◆ Instructions to follow ◆
Isolate every line in the records below with "Liquide" in it.

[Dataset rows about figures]
** start **
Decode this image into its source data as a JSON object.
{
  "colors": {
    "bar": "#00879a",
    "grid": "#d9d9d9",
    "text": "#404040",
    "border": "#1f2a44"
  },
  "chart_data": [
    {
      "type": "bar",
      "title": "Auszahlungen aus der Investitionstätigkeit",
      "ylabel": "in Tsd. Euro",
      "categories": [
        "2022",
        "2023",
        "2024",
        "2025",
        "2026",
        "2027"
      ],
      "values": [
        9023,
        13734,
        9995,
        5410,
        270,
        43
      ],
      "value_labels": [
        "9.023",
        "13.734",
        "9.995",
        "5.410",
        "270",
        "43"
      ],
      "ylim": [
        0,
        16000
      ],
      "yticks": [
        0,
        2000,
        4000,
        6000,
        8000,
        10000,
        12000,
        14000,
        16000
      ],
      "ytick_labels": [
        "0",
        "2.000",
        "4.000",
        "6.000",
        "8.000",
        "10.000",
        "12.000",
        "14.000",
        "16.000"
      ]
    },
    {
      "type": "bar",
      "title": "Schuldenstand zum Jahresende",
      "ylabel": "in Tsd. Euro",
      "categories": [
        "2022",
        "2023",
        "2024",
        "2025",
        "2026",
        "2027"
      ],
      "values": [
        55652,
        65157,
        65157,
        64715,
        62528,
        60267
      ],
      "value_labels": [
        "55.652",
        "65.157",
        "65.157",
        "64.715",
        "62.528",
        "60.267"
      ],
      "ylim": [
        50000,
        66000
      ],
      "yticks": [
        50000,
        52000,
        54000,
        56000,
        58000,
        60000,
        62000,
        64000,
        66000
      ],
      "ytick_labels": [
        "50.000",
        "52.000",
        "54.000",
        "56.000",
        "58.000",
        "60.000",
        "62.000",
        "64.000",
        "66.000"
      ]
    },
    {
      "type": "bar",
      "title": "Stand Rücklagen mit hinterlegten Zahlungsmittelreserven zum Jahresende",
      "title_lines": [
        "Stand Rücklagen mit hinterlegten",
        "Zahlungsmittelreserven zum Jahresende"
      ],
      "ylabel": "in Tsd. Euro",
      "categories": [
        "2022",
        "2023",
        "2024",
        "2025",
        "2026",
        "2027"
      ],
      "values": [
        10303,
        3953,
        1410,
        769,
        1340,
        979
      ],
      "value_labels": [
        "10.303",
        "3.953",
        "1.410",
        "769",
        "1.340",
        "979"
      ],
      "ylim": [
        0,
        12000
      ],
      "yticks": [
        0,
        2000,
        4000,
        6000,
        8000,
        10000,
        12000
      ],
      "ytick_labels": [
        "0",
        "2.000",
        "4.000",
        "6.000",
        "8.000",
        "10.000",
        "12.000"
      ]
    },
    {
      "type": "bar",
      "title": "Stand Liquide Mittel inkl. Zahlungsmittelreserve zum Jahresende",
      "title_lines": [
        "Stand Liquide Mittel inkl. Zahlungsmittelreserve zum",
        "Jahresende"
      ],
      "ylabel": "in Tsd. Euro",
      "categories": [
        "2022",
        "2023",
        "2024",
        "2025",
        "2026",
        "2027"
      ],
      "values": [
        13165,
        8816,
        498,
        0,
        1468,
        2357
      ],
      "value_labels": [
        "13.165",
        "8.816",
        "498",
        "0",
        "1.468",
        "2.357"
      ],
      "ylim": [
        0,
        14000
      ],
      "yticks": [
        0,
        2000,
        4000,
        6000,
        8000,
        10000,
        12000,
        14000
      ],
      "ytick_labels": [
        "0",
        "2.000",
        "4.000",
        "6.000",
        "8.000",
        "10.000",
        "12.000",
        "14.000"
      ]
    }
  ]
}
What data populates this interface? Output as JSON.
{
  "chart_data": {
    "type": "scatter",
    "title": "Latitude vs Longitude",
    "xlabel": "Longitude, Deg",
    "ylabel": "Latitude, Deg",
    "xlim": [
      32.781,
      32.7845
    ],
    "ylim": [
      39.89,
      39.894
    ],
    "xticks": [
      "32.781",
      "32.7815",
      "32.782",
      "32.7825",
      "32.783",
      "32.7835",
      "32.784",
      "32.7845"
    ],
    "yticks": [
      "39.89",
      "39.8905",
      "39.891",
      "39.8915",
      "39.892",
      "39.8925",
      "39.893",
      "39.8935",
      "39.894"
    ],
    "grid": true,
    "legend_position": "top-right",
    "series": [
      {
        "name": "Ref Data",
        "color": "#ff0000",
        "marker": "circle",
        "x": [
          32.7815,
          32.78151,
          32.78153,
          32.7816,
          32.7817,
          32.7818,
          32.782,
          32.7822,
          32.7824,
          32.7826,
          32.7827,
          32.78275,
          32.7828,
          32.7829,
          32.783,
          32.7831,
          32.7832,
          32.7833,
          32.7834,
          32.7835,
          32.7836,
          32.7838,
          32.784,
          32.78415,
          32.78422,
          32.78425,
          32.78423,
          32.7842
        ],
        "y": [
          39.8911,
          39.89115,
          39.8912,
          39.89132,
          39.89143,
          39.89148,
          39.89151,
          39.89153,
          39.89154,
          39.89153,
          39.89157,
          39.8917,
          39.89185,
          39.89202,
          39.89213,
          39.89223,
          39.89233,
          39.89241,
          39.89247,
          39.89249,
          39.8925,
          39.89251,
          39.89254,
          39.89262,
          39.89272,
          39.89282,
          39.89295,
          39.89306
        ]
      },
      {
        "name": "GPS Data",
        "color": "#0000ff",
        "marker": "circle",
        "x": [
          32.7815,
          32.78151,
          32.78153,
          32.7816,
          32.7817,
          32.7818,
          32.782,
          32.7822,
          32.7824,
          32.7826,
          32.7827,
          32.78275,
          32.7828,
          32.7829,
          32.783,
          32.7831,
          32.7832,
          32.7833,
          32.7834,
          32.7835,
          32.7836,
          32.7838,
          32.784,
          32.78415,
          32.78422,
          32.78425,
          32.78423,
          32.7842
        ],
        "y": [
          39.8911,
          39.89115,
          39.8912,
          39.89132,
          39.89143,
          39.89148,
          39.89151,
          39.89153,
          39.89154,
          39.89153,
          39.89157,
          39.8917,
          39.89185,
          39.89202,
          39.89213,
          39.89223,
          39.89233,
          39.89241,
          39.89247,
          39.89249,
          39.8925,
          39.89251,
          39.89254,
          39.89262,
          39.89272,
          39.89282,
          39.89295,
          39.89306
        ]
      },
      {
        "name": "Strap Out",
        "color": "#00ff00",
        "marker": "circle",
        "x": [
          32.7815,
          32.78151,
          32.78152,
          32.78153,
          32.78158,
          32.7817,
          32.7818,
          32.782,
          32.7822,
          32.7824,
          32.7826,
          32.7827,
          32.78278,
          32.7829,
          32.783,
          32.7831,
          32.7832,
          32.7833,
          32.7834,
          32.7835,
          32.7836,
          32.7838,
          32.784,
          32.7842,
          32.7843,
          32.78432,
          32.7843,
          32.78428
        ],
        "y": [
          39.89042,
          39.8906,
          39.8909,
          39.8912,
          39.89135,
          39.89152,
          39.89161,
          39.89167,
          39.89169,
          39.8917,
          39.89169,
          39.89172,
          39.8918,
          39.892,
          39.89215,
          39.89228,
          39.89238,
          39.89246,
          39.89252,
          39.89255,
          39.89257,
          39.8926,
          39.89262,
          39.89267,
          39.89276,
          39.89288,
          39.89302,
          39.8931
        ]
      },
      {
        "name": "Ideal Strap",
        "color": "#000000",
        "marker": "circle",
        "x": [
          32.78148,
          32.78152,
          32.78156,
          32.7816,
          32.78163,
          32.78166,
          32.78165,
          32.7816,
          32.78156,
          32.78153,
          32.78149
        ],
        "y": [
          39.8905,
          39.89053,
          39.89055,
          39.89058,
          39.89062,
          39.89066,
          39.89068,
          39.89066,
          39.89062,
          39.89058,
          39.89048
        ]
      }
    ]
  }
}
** end **
** start **
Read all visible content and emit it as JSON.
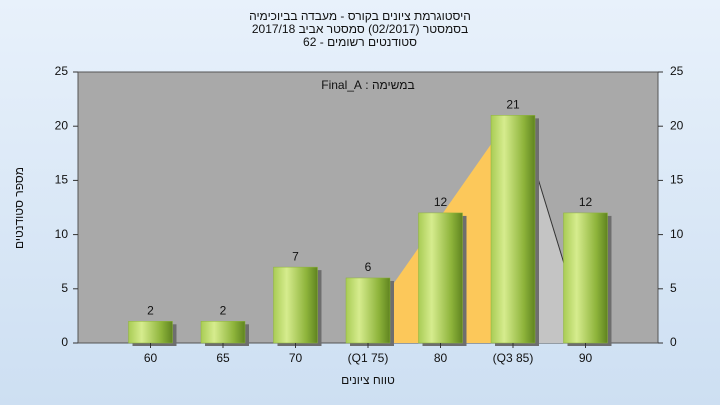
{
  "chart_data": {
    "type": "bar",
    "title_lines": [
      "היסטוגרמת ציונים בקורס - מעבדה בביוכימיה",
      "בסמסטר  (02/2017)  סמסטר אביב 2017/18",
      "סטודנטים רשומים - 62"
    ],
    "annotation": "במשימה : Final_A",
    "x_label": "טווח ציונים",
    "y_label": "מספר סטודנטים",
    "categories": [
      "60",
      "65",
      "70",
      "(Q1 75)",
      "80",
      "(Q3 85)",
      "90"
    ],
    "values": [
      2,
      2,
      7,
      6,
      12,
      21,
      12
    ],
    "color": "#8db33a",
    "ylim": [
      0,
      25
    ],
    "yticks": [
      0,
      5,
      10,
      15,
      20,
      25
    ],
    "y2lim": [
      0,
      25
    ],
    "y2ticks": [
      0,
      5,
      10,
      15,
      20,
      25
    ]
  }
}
** end **
** start **
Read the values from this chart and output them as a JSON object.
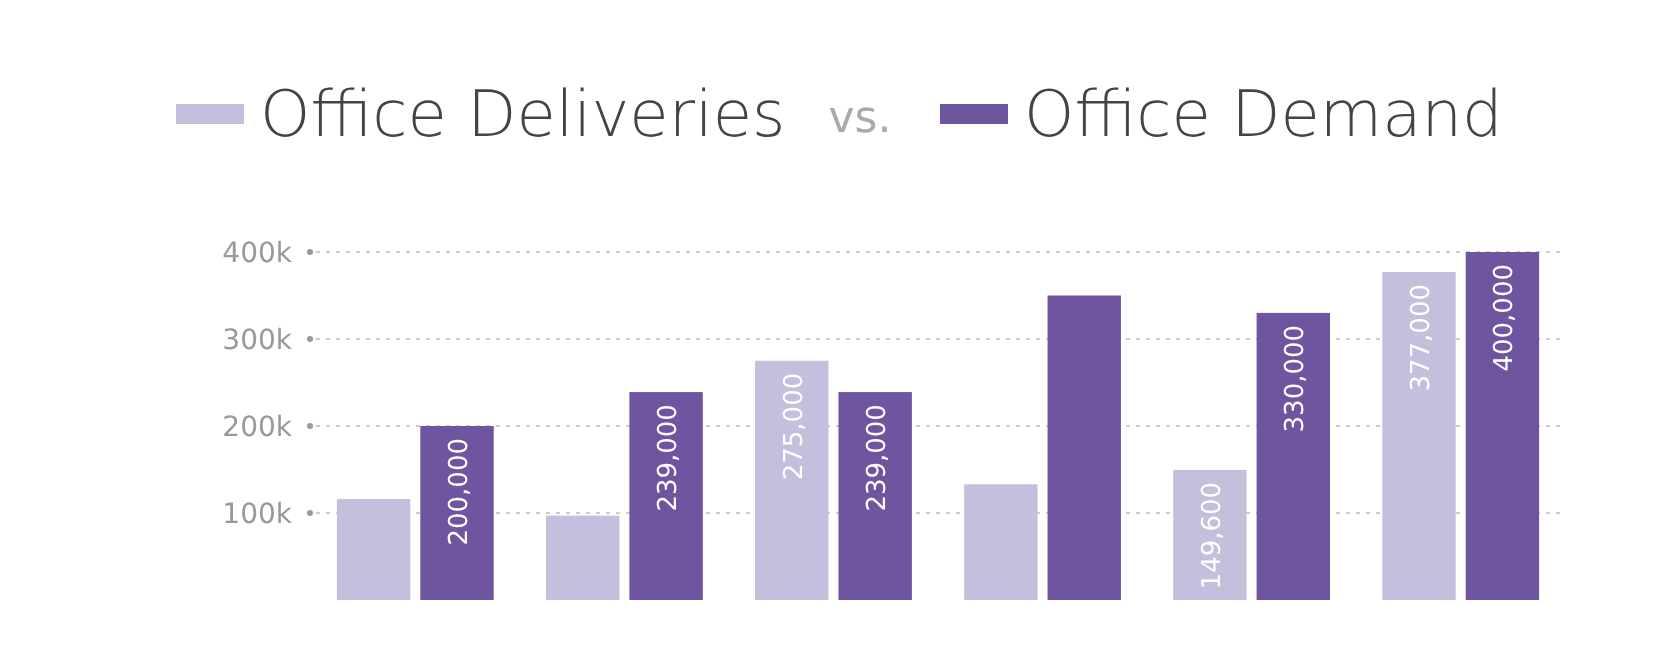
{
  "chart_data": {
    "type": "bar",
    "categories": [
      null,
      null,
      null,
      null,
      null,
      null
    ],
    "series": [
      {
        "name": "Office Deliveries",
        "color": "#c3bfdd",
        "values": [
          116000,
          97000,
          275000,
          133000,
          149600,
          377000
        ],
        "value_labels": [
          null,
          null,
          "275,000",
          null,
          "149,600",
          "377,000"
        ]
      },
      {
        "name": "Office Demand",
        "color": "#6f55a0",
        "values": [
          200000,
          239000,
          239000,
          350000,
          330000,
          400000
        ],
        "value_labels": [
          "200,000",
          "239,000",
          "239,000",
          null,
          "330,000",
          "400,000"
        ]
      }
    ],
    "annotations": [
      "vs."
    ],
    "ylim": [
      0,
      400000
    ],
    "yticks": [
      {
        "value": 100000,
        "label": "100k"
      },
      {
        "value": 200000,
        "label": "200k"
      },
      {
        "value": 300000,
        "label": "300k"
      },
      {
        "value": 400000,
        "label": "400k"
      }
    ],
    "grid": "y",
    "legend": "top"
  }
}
** end **
◆ Output for this task ◆
      "title": "Stand Liquide Mittel inkl. Zahlungsmittelreserve zum Jahresende",
        "Stand Liquide Mittel inkl. Zahlungsmittelreserve zum",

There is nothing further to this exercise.